Requirements:
Each line that includes the string "SDTVAR" counts once; give the total and nothing else.

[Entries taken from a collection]
>> begin

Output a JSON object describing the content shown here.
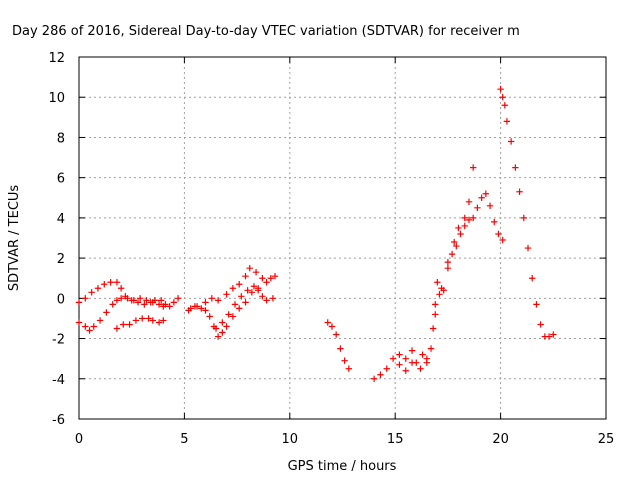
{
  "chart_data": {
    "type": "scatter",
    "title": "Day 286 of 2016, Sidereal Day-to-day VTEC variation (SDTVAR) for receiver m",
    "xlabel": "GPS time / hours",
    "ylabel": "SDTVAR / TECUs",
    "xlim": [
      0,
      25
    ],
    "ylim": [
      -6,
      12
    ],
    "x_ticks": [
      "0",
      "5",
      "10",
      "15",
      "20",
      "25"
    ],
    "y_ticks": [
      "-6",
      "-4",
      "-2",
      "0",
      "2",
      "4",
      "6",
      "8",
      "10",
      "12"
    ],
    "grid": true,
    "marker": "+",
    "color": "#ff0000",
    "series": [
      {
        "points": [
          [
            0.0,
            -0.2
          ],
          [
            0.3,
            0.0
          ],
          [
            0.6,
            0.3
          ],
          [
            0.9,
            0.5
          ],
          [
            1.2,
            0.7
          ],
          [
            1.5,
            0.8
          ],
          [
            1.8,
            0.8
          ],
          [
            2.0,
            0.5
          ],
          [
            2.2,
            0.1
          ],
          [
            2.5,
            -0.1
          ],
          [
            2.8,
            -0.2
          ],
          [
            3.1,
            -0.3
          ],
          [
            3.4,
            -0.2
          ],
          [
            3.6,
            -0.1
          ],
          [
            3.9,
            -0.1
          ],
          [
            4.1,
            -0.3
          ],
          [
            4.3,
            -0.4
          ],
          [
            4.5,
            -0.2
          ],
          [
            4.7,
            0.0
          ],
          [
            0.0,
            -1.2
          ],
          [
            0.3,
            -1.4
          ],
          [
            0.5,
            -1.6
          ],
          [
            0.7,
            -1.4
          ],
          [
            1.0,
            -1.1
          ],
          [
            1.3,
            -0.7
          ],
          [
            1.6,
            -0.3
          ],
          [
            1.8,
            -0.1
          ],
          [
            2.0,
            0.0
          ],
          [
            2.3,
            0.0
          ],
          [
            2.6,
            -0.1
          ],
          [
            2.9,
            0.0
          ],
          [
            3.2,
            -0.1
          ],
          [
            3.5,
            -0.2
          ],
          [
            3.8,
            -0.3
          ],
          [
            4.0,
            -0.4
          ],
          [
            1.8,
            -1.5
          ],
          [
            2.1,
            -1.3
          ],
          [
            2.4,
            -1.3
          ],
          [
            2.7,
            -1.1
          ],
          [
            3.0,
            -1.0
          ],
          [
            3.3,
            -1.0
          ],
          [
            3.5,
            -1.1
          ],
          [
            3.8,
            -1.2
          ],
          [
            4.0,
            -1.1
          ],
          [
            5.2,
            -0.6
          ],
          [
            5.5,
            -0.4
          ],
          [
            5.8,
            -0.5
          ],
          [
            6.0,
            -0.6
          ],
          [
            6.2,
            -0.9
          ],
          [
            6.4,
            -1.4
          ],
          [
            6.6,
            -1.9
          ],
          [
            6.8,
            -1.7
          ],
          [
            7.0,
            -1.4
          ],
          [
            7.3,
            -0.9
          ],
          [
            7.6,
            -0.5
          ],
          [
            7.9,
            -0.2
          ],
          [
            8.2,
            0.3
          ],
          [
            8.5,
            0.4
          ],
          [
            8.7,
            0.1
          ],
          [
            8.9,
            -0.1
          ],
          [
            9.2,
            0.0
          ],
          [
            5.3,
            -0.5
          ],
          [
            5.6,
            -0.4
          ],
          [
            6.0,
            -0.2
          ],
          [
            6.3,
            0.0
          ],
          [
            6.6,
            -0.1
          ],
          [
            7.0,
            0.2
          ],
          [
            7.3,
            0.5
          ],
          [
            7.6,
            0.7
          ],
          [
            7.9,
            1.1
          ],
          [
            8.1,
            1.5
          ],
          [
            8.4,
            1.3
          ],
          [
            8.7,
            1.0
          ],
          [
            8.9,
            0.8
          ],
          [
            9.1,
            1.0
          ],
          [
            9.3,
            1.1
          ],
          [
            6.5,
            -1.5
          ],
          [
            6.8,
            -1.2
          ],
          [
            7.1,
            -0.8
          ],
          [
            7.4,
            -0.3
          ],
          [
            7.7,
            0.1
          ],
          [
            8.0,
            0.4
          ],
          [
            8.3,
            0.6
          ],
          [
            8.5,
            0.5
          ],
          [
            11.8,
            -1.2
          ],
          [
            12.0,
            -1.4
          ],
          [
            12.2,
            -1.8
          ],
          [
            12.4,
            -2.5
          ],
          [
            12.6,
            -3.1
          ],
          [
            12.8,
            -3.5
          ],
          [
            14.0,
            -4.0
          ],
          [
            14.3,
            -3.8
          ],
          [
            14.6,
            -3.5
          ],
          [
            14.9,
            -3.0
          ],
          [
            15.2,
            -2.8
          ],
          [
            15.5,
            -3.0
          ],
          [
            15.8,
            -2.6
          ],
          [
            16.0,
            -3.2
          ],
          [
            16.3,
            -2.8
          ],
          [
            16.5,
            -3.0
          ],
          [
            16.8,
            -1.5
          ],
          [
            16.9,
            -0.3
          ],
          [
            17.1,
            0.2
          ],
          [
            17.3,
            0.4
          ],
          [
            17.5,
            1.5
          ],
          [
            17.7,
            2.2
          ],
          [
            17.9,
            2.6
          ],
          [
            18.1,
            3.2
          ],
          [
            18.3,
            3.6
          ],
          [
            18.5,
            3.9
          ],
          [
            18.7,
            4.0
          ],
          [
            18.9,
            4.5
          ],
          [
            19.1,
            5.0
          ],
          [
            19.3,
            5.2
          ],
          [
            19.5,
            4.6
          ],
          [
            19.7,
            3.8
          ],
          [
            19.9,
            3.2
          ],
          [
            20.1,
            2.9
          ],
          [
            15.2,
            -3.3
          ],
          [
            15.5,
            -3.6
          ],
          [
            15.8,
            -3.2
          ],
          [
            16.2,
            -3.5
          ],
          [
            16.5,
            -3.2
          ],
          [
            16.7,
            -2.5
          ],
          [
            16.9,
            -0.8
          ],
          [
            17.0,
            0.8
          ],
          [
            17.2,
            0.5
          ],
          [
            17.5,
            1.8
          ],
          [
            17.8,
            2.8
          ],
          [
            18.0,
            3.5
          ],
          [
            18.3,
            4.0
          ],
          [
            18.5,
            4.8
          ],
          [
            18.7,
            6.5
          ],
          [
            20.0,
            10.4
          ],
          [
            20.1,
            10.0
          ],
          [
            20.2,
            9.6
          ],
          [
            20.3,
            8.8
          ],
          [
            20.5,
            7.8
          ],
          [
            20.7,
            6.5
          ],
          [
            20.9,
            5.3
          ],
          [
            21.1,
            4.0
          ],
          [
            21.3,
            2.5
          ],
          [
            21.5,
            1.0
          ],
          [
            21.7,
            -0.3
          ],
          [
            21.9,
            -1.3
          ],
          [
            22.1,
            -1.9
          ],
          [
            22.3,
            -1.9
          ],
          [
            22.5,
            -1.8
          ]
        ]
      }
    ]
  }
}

>> end

Response to the task:
2